**STORED DATA**
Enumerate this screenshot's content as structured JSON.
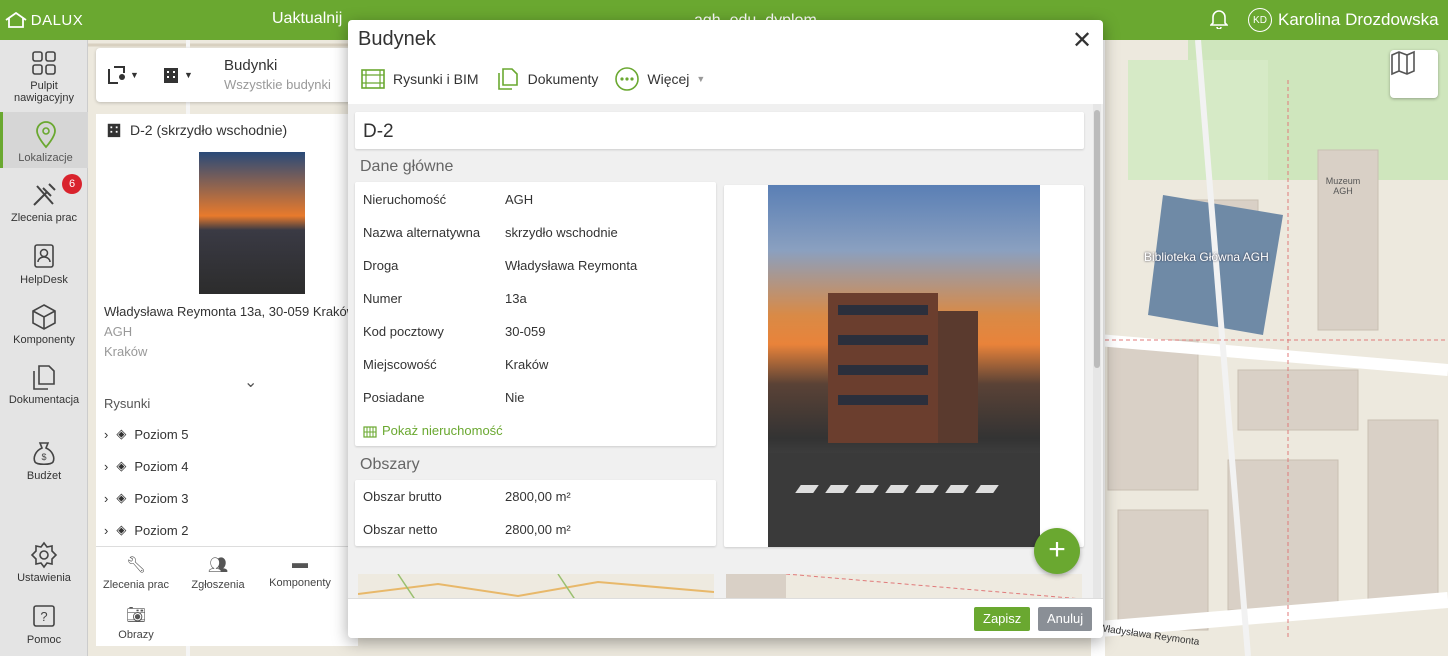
{
  "topbar": {
    "logo_text": "DALUX",
    "update_label": "Uaktualnij",
    "project_label": "agh_edu_dyplom",
    "user_initials": "KD",
    "user_name": "Karolina Drozdowska"
  },
  "leftnav": {
    "items": [
      {
        "label": "Pulpit nawigacyjny",
        "icon": "dashboard-icon"
      },
      {
        "label": "Lokalizacje",
        "icon": "location-pin-icon",
        "active": true
      },
      {
        "label": "Zlecenia prac",
        "icon": "tools-icon",
        "badge": "6"
      },
      {
        "label": "HelpDesk",
        "icon": "helpdesk-icon"
      },
      {
        "label": "Komponenty",
        "icon": "cube-icon"
      },
      {
        "label": "Dokumentacja",
        "icon": "documents-icon"
      },
      {
        "label": "Budżet",
        "icon": "money-bag-icon"
      },
      {
        "label": "Ustawienia",
        "icon": "gear-icon"
      },
      {
        "label": "Pomoc",
        "icon": "help-icon"
      }
    ]
  },
  "buildings_panel": {
    "title": "Budynki",
    "subtitle": "Wszystkie budynki",
    "building_title": "D-2 (skrzydło wschodnie)",
    "address": "Władysława Reymonta 13a, 30-059 Kraków",
    "owner": "AGH",
    "city": "Kraków",
    "drawings_label": "Rysunki",
    "levels": [
      "Poziom 5",
      "Poziom 4",
      "Poziom 3",
      "Poziom 2"
    ],
    "tools": [
      {
        "label": "Zlecenia prac",
        "icon": "wrench-icon"
      },
      {
        "label": "Zgłoszenia",
        "icon": "people-icon"
      },
      {
        "label": "Komponenty",
        "icon": "box-icon"
      },
      {
        "label": "Obrazy",
        "icon": "camera-icon"
      }
    ]
  },
  "modal": {
    "title": "Budynek",
    "toolbar": {
      "drawings_bim": "Rysunki i BIM",
      "documents": "Dokumenty",
      "more": "Więcej"
    },
    "name": "D-2",
    "main_section": "Dane główne",
    "fields": [
      {
        "key": "Nieruchomość",
        "value": "AGH"
      },
      {
        "key": "Nazwa alternatywna",
        "value": "skrzydło wschodnie"
      },
      {
        "key": "Droga",
        "value": "Władysława Reymonta"
      },
      {
        "key": "Numer",
        "value": "13a"
      },
      {
        "key": "Kod pocztowy",
        "value": "30-059"
      },
      {
        "key": "Miejscowość",
        "value": "Kraków"
      },
      {
        "key": "Posiadane",
        "value": "Nie"
      }
    ],
    "show_property_link": "Pokaż nieruchomość",
    "areas_section": "Obszary",
    "areas": [
      {
        "key": "Obszar brutto",
        "value": "2800,00 m²"
      },
      {
        "key": "Obszar netto",
        "value": "2800,00 m²"
      }
    ],
    "save_label": "Zapisz",
    "cancel_label": "Anuluj"
  },
  "map_labels": {
    "library": "Biblioteka Główna AGH",
    "museum": "Muzeum AGH",
    "street": "Władysława Reymonta"
  },
  "colors": {
    "brand_green": "#6aa830",
    "badge_red": "#d9232d",
    "cancel_gray": "#8a8f96"
  }
}
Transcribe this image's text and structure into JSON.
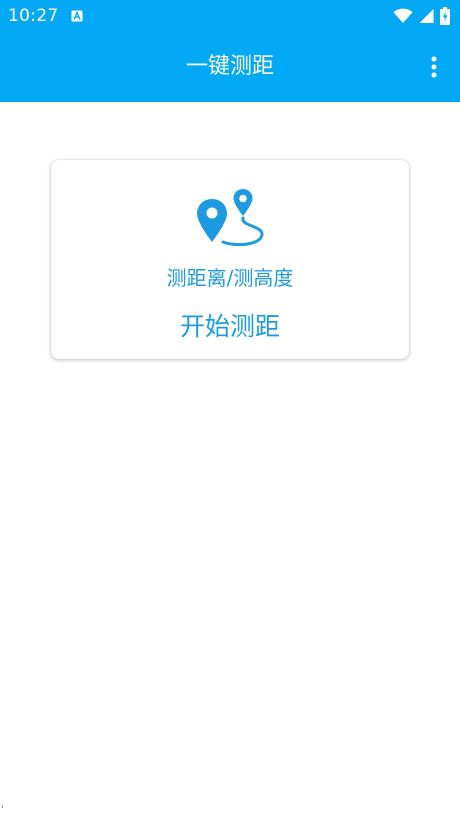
{
  "status_bar": {
    "time": "10:27",
    "notification_icon": "text-a-icon",
    "wifi_icon": "wifi-icon",
    "signal_icon": "cell-signal-icon",
    "battery_icon": "battery-charging-icon"
  },
  "app_bar": {
    "title": "一键测距",
    "menu_icon": "more-vert-icon"
  },
  "card": {
    "icon": "route-location-pins-icon",
    "subtitle": "测距离/测高度",
    "action_label": "开始测距"
  },
  "colors": {
    "primary": "#03A9F4",
    "accent_text": "#1E9BE0",
    "background": "#FFFFFF"
  }
}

**TASK DIRECTIONS**
Without the pictures, write out the whole listing above exactly as it appears.

**WRITTEN ANSWER**
Enumerate this screenshot's content as structured JSON.
{
  "topbar": {
    "logo_text": "DALUX",
    "update_label": "Uaktualnij",
    "project_label": "agh_edu_dyplom",
    "user_initials": "KD",
    "user_name": "Karolina Drozdowska"
  },
  "leftnav": {
    "items": [
      {
        "label": "Pulpit nawigacyjny",
        "icon": "dashboard-icon"
      },
      {
        "label": "Lokalizacje",
        "icon": "location-pin-icon",
        "active": true
      },
      {
        "label": "Zlecenia prac",
        "icon": "tools-icon",
        "badge": "6"
      },
      {
        "label": "HelpDesk",
        "icon": "helpdesk-icon"
      },
      {
        "label": "Komponenty",
        "icon": "cube-icon"
      },
      {
        "label": "Dokumentacja",
        "icon": "documents-icon"
      },
      {
        "label": "Budżet",
        "icon": "money-bag-icon"
      },
      {
        "label": "Ustawienia",
        "icon": "gear-icon"
      },
      {
        "label": "Pomoc",
        "icon": "help-icon"
      }
    ]
  },
  "buildings_panel": {
    "title": "Budynki",
    "subtitle": "Wszystkie budynki",
    "building_title": "D-2 (skrzydło wschodnie)",
    "address": "Władysława Reymonta 13a, 30-059 Kraków",
    "owner": "AGH",
    "city": "Kraków",
    "drawings_label": "Rysunki",
    "levels": [
      "Poziom 5",
      "Poziom 4",
      "Poziom 3",
      "Poziom 2"
    ],
    "tools": [
      {
        "label": "Zlecenia prac",
        "icon": "wrench-icon"
      },
      {
        "label": "Zgłoszenia",
        "icon": "people-icon"
      },
      {
        "label": "Komponenty",
        "icon": "box-icon"
      },
      {
        "label": "Obrazy",
        "icon": "camera-icon"
      }
    ]
  },
  "modal": {
    "title": "Budynek",
    "toolbar": {
      "drawings_bim": "Rysunki i BIM",
      "documents": "Dokumenty",
      "more": "Więcej"
    },
    "name": "D-2",
    "main_section": "Dane główne",
    "fields": [
      {
        "key": "Nieruchomość",
        "value": "AGH"
      },
      {
        "key": "Nazwa alternatywna",
        "value": "skrzydło wschodnie"
      },
      {
        "key": "Droga",
        "value": "Władysława Reymonta"
      },
      {
        "key": "Numer",
        "value": "13a"
      },
      {
        "key": "Kod pocztowy",
        "value": "30-059"
      },
      {
        "key": "Miejscowość",
        "value": "Kraków"
      },
      {
        "key": "Posiadane",
        "value": "Nie"
      }
    ],
    "show_property_link": "Pokaż nieruchomość",
    "areas_section": "Obszary",
    "areas": [
      {
        "key": "Obszar brutto",
        "value": "2800,00 m²"
      },
      {
        "key": "Obszar netto",
        "value": "2800,00 m²"
      }
    ],
    "save_label": "Zapisz",
    "cancel_label": "Anuluj"
  },
  "map_labels": {
    "library": "Biblioteka Główna AGH",
    "museum": "Muzeum AGH",
    "street": "Władysława Reymonta"
  },
  "colors": {
    "brand_green": "#6aa830",
    "badge_red": "#d9232d",
    "cancel_gray": "#8a8f96"
  }
}
Transcribe this image's text and structure into JSON.
{
  "status_bar": {
    "time": "10:27",
    "notification_icon": "text-a-icon",
    "wifi_icon": "wifi-icon",
    "signal_icon": "cell-signal-icon",
    "battery_icon": "battery-charging-icon"
  },
  "app_bar": {
    "title": "一键测距",
    "menu_icon": "more-vert-icon"
  },
  "card": {
    "icon": "route-location-pins-icon",
    "subtitle": "测距离/测高度",
    "action_label": "开始测距"
  },
  "colors": {
    "primary": "#03A9F4",
    "accent_text": "#1E9BE0",
    "background": "#FFFFFF"
  }
}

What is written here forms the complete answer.